TASK INSTRUCTIONS: Exactly repeat the material, dropping only the pictures.

Extracted records:

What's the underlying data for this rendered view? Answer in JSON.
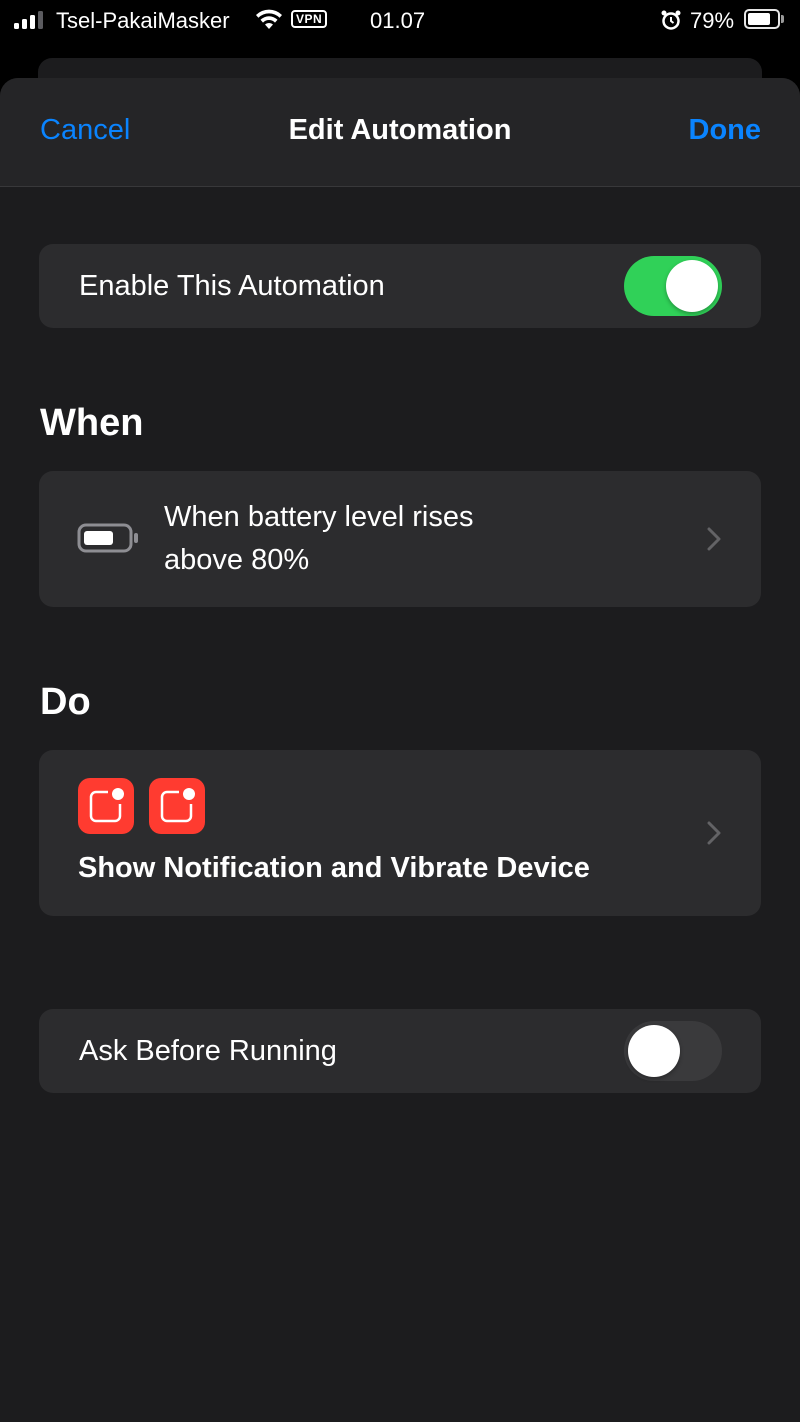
{
  "status_bar": {
    "carrier": "Tsel-PakaiMasker",
    "vpn_label": "VPN",
    "time": "01.07",
    "battery_percent": "79%",
    "battery_level": 0.79,
    "signal_bars": 3,
    "icons": [
      "signal-icon",
      "wifi-icon",
      "alarm-icon",
      "battery-icon"
    ]
  },
  "nav": {
    "cancel_label": "Cancel",
    "title": "Edit Automation",
    "done_label": "Done"
  },
  "enable": {
    "label": "Enable This Automation",
    "on": true
  },
  "when": {
    "heading": "When",
    "trigger_line1": "When battery level rises",
    "trigger_line2": "above 80%",
    "icon": "battery-icon"
  },
  "do": {
    "heading": "Do",
    "icons": [
      "notification-icon",
      "notification-icon"
    ],
    "action_text": "Show Notification and Vibrate Device"
  },
  "ask": {
    "label": "Ask Before Running",
    "on": false
  },
  "colors": {
    "accent": "#0a84ff",
    "toggle_on": "#30d158",
    "toggle_off": "#3a3a3c",
    "action_icon": "#ff3b30",
    "card": "#2c2c2e",
    "sheet": "#1c1c1e"
  }
}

ANSWER TO THIS EXERCISE:
What's the underlying data for this rendered view? Answer in JSON.
{
  "status_bar": {
    "carrier": "Tsel-PakaiMasker",
    "vpn_label": "VPN",
    "time": "01.07",
    "battery_percent": "79%",
    "battery_level": 0.79,
    "signal_bars": 3,
    "icons": [
      "signal-icon",
      "wifi-icon",
      "alarm-icon",
      "battery-icon"
    ]
  },
  "nav": {
    "cancel_label": "Cancel",
    "title": "Edit Automation",
    "done_label": "Done"
  },
  "enable": {
    "label": "Enable This Automation",
    "on": true
  },
  "when": {
    "heading": "When",
    "trigger_line1": "When battery level rises",
    "trigger_line2": "above 80%",
    "icon": "battery-icon"
  },
  "do": {
    "heading": "Do",
    "icons": [
      "notification-icon",
      "notification-icon"
    ],
    "action_text": "Show Notification and Vibrate Device"
  },
  "ask": {
    "label": "Ask Before Running",
    "on": false
  },
  "colors": {
    "accent": "#0a84ff",
    "toggle_on": "#30d158",
    "toggle_off": "#3a3a3c",
    "action_icon": "#ff3b30",
    "card": "#2c2c2e",
    "sheet": "#1c1c1e"
  }
}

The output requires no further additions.